Seven mayoral candidates tonight threw their support behind speeding up a second harbour crossing at a debate in Takapuna, but were divided on whether climate change is a priority.
Lawyer Ted Johnston, freelance media operator Craig Lord and Hibiscus and Bays Local Board chairman Gary Brown answered "no" to making climate change a priority in a quick-fire set of questions.
The debate was hosted by the Takapuna Beach Business Association at the Elephant Wrestler pub in the seaside suburb.
Manukau councillor Efeso Collins, endorsed by the Labour and Green parties, was the only candidate not to support road as well as rail on a new harbour crossing.
The pub, full of businesspeople and National Party members, was a different audience to the night before when he released his transport plans, including fares-free public transport, to a hall of supporters at Te Atatu in West Auckland.
Asked what he would do as mayor to support the North Shore, Collins said revitalising town centres and boosting economic development will benefit communities. Later he spoke of the need for redistribution in some communities to lift all of Auckland.
The pub broke into laughter when a heckler yelled "he sounds like Jacinda".
Businessman and engineer Wayne Brown was uncomfortable answering "yes" or "no" to the questions that included should 100 per cent of rates paid by North Shore residents be spent locally. Eventually, he said yes to all four questions.
Brown does not like being pigeon-holed in the centre-right camp standing against Collins on the left, but is pitching his credentials as a "Mr Fix it" of major companies and completing existing projects before starting any new ones.

▶ [WHAT IS BEING ASKED]: Rewrite the stretch of the mayoral debate article from "Asked what he" through "all four questions.", putting "Hibiscus Coast" wherever "North Shore" appears.

▶ [RECORDED DATA]:

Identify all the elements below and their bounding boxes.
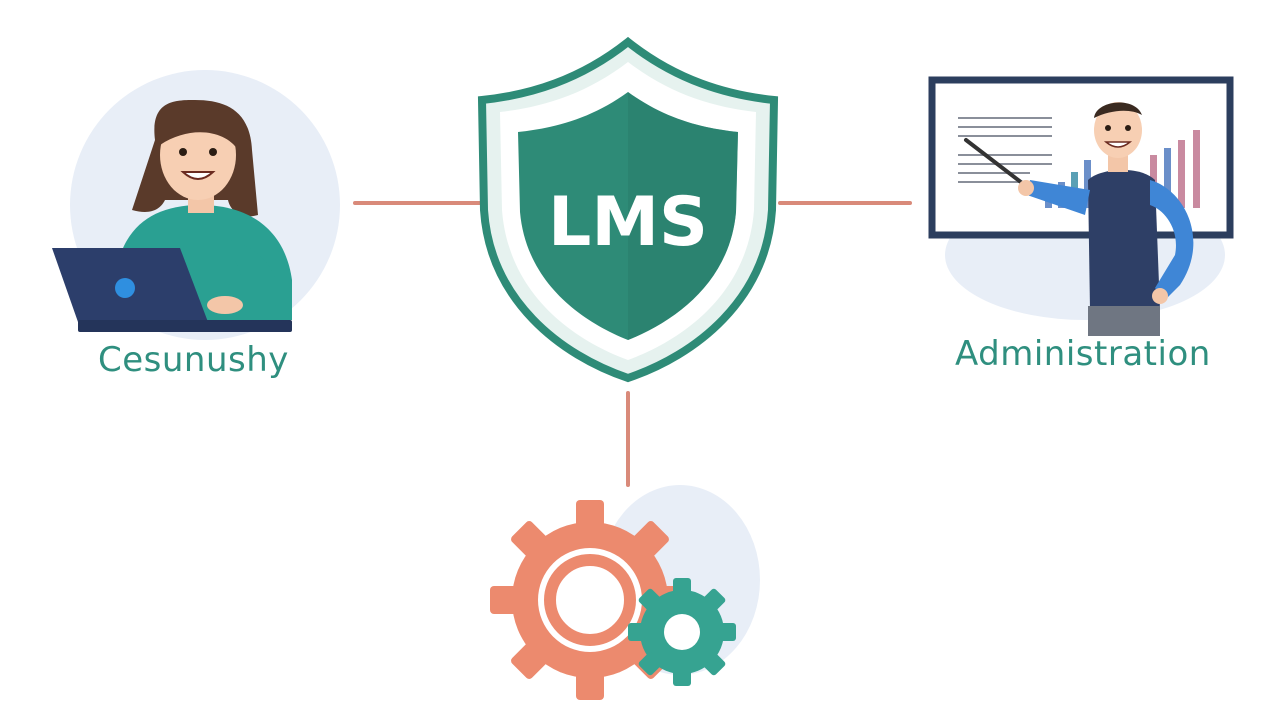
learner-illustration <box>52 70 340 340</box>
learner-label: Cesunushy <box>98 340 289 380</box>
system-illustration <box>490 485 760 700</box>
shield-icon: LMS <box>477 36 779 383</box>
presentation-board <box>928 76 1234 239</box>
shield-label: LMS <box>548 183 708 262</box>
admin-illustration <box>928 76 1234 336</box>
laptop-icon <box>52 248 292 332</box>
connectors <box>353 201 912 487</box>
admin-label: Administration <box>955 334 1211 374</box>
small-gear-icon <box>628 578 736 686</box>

▶ [TASK OUTPUT]:
Asked what he would do as mayor to support the Hibiscus Coast, Collins said revitalising town centres and boosting economic development will benefit communities. Later he spoke of the need for redistribution in some communities to lift all of Auckland.
The pub broke into laughter when a heckler yelled "he sounds like Jacinda".
Businessman and engineer Wayne Brown was uncomfortable answering "yes" or "no" to the questions that included should 100 per cent of rates paid by Hibiscus Coast residents be spent locally. Eventually, he said yes to all four questions.